洋楽ヒット曲ランキング記事の続きを、最後の文の後から書き継いでもらえますか？

• **抜粋文**
──────────
SONGS 160 - 151


順位 曲名 アーティスト チャート順位
160 Never Too Much Luther Vandross US#33/81
159 Frankenstein Edgar Winter Group US#1/73
158 Opposites Attract Paula Abdul (with Wild Pair) US#1/90
157 Never Gonna Let You Go Sergio Mendes US#4/83
156 Modern Love David Bowie US#14/83
155 Gangsta's Paradise Coolio featuring L.V. US#1/95
154 On The Beach Chris Rea UK#57/86
153 Take Your Time (Do It Right) The S.O.S. Band US#3/80
152 Le Freak Chic US#1/78
151 In A Big Country Big Country US#17/83



160. Never Too Much - Luther Vandross


 英語に "smooth as silk" という言い回しがあります。「絹のように滑らかな」、つまり滑らかであることを強調する比喩表現。しかし断言してもいい、このフレーズ、まさに Luther の声のためにあると。
──────────
• **所与のデータ**
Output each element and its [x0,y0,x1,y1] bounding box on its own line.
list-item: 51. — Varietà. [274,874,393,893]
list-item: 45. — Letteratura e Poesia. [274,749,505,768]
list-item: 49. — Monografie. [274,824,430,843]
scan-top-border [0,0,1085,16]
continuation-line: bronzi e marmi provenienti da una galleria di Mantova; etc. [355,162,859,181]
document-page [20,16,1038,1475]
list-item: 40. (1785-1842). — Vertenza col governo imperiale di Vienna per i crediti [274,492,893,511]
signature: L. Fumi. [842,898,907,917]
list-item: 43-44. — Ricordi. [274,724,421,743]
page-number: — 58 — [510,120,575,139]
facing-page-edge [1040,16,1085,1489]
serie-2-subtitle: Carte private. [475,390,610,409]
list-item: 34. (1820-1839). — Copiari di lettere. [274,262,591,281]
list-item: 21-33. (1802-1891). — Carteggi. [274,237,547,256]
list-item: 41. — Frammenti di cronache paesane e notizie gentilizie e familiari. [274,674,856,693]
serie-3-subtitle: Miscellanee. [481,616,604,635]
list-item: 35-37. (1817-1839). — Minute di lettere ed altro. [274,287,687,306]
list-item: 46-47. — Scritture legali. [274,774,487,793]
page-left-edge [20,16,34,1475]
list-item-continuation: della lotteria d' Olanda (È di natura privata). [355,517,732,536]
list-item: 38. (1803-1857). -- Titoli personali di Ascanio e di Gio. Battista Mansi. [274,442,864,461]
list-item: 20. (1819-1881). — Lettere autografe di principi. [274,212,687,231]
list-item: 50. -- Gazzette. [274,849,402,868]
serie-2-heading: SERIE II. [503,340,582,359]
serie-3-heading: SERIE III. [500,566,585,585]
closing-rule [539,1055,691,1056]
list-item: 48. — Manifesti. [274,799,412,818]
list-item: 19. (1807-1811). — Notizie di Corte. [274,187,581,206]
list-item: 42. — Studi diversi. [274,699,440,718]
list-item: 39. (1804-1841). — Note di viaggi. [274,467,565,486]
──────────
• **解答例**
 ブラック・コンテンポラリーというジャンルがあります。正確に言うと、 『ブラコン』 という名の下に括られている人たちがいるわけです。それは「R&B」とはちょっと違う。むしろ雑誌 『ADLIB』 で支持されているような人々であって、言わばAORに近い手触り。余計わかりにくいですね(^^;)。じゃあ角松敏生はブラコンなのか?みたいな。

 そのブラコン界の代表格が Luther Vandross で、これが記念すべきデビューヒットにしてダンスクラシック。名バラディアとしての印象が強い彼ですが、実はこうしたグルーヴィなアップテンポものも大得意な彼。何を歌わせても抜群の歌唱力で見事にこなす彼、どんなに聴きまくっても「多すぎるなんてことはない」のです…



159. Frankenstein - Edgar Winter Group


 下北沢に ROCK'N'ROLL DINER というお店がありました。

 まあ言わば HARD ROCK CAFE のニセモノのようなアメリカンダイナーで、外国人のお客さんもたくさん来るところでした。そこで飲んでますと、19時だか20時だかにDJタイムがありまして、店内でDJが陽気なおしゃべりとともにオールディーズ中心にリクエストも交えながら曲をかけ始めます。そのDJタイムのオープニングによくかかっていてメチャクチャ印象的だったのが、この "Frankenstein"

 この曲、スゴイです。とにかく一度聴いてみると、あまりにスゴイ構成にぶっ飛ばされます。インストゥルメンタル曲での全米1位は数えるほどしか存在しませんが、その中でもカッコよさと技巧ぶりでは群を抜く1曲。まったく、よくこんな曲で1位になったものです。

 まず、いきなりつんのめるようなギターリフのイントロに導かれて、うねうねしたキーボードソロに突入。続いてリードがサックスに、さらにはギターへと渡り、中盤には何と長々とドラムソロまで登場するのです。プログレ的ギミック満載の大ハードロック大会、終盤になって再び冒頭のリフが登場して「おおお!」と思わせてくれる起承転結ぶり。いやもう、参りました。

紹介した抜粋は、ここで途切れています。